PROVIDED DATA:
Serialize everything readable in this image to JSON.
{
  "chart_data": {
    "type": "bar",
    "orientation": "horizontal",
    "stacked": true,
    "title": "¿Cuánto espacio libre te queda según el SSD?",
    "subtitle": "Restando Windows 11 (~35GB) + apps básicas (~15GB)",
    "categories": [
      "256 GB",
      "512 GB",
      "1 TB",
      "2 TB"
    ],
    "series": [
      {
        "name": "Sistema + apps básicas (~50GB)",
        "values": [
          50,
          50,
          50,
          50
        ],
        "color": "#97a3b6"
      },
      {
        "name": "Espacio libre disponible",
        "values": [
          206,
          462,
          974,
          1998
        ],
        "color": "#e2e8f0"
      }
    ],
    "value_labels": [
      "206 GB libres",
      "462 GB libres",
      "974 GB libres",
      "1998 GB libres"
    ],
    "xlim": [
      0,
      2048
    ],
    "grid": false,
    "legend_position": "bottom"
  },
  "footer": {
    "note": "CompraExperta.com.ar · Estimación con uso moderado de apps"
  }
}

PROBLEM STATEMENT: Reproduce each line verbatim.

RESULT OF THIS EXERCISE:
Serialize everything readable in this image to JSON.
{
  "chart_data": {
    "type": "bar",
    "orientation": "horizontal",
    "stacked": true,
    "title": "¿Cuánto espacio libre te queda según el SSD?",
    "subtitle": "Restando Windows 11 (~35GB) + apps básicas (~15GB)",
    "categories": [
      "256 GB",
      "512 GB",
      "1 TB",
      "2 TB"
    ],
    "series": [
      {
        "name": "Sistema + apps básicas (~50GB)",
        "values": [
          50,
          50,
          50,
          50
        ],
        "color": "#97a3b6"
      },
      {
        "name": "Espacio libre disponible",
        "values": [
          206,
          462,
          974,
          1998
        ],
        "color": "#e2e8f0"
      }
    ],
    "value_labels": [
      "206 GB libres",
      "462 GB libres",
      "974 GB libres",
      "1998 GB libres"
    ],
    "xlim": [
      0,
      2048
    ],
    "grid": false,
    "legend_position": "bottom"
  },
  "footer": {
    "note": "CompraExperta.com.ar · Estimación con uso moderado de apps"
  }
}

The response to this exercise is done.